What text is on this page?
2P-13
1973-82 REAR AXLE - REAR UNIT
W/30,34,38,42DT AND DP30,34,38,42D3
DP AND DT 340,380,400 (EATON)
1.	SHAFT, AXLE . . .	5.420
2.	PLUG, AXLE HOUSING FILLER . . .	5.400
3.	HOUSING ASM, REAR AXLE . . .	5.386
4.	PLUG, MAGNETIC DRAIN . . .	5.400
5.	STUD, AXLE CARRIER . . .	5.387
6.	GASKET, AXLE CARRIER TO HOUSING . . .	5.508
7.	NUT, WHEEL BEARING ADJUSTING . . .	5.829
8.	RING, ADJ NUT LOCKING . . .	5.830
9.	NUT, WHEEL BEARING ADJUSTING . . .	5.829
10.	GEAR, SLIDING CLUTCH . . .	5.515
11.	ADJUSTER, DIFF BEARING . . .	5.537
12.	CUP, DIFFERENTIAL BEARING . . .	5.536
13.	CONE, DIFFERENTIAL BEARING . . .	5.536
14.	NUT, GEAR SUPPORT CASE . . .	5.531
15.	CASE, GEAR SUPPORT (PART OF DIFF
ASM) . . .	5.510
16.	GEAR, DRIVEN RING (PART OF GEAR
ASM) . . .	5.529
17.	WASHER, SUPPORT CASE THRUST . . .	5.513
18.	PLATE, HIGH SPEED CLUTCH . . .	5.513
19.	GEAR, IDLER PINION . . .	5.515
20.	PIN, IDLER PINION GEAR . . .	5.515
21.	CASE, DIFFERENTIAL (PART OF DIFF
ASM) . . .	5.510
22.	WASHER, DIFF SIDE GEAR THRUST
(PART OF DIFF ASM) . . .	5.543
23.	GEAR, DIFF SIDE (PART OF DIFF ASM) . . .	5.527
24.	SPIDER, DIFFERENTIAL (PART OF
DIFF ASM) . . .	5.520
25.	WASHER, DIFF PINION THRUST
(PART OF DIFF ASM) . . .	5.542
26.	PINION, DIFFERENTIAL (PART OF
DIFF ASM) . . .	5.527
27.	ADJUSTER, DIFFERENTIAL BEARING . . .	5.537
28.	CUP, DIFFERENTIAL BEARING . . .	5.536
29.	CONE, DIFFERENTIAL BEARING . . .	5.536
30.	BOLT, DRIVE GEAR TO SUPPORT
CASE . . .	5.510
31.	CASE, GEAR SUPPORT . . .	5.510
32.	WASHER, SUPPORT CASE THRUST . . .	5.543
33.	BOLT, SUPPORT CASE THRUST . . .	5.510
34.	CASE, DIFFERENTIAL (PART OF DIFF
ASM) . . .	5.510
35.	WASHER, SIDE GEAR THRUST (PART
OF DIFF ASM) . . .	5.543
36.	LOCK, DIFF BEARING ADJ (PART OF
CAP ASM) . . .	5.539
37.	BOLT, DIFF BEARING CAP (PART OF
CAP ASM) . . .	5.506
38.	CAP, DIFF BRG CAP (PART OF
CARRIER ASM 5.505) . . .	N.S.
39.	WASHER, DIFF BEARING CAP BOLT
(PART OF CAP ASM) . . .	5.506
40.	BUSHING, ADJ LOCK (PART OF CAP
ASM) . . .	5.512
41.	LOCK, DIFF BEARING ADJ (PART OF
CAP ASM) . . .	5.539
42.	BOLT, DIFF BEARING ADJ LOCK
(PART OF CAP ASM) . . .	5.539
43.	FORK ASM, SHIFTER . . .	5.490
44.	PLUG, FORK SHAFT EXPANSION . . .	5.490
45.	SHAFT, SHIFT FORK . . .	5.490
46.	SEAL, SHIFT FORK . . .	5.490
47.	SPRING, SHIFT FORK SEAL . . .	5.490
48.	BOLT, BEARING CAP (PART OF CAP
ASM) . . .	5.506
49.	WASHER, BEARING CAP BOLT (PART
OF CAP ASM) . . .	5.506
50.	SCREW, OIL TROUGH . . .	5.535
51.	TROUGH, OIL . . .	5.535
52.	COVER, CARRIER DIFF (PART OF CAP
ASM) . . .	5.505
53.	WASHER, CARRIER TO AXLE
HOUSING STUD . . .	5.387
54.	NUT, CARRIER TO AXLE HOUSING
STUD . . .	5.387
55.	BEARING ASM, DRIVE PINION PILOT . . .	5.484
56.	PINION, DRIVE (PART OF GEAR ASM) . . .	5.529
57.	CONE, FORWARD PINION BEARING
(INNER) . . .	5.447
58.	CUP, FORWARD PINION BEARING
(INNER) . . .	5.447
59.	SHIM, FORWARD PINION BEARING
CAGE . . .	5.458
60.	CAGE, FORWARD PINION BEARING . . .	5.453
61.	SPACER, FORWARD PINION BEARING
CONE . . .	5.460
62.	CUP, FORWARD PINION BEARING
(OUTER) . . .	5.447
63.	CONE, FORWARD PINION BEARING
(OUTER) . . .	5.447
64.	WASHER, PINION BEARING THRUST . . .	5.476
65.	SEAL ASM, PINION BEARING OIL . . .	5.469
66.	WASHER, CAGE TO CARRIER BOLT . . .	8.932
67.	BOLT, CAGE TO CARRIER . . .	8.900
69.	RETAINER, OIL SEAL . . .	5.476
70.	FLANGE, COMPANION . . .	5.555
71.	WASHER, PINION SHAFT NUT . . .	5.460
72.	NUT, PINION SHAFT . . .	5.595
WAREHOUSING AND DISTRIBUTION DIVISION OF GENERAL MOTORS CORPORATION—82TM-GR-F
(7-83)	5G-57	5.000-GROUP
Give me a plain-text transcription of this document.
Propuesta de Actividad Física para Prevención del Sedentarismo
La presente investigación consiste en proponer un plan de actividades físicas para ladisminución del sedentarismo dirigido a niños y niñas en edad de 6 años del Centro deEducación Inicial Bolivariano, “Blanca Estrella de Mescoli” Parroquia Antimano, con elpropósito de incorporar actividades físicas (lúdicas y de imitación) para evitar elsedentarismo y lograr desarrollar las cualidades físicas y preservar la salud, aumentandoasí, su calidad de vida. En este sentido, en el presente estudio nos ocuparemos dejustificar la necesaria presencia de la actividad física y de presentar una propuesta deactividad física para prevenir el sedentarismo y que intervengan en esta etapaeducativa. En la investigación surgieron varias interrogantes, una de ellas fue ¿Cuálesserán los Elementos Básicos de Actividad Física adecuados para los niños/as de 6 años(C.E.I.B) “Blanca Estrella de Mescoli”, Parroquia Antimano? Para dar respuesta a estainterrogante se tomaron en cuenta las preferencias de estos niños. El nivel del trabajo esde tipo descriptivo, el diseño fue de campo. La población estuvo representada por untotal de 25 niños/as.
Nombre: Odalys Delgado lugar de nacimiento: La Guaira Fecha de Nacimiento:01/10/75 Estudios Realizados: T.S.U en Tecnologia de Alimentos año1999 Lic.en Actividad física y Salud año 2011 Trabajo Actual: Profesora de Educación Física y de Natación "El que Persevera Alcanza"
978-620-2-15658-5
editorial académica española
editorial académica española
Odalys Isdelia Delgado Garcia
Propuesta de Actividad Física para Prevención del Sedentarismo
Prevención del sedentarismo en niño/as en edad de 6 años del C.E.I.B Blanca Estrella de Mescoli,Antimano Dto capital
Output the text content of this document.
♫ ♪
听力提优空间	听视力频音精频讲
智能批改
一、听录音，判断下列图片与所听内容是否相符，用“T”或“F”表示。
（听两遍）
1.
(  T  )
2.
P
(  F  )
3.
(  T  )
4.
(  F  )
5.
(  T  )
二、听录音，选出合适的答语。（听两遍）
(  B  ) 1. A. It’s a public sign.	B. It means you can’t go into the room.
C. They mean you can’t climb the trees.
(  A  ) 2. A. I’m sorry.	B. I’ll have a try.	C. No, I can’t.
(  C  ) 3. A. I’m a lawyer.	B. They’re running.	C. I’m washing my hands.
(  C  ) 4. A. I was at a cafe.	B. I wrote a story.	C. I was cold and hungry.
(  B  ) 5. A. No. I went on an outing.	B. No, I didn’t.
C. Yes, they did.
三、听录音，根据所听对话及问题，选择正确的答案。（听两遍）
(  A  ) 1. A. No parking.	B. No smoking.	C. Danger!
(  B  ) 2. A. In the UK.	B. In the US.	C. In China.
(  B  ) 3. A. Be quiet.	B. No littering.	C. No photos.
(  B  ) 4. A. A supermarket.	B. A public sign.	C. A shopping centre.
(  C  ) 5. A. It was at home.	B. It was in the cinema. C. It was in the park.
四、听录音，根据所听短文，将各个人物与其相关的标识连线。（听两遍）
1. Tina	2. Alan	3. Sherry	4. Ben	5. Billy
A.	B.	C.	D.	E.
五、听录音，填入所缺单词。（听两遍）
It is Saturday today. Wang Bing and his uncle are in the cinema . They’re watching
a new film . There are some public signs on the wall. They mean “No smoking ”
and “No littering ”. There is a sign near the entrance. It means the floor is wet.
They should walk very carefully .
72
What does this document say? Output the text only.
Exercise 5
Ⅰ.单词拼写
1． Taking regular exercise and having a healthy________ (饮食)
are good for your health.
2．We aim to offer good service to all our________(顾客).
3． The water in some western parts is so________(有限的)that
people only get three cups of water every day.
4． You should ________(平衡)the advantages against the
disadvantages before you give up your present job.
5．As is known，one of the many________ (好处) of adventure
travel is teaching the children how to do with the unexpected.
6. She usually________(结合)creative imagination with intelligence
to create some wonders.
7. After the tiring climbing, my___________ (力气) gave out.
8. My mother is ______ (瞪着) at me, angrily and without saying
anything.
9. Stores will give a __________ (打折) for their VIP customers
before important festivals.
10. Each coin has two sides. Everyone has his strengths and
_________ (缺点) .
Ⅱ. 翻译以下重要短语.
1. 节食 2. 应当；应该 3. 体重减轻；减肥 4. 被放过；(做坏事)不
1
..............................
§ WORK TO COMPLETE
Using the records above, copy every line that has the word "What" in it.

§ COMPLETE OUTPUT
What text is on this page?
What does this document say? Output the text only.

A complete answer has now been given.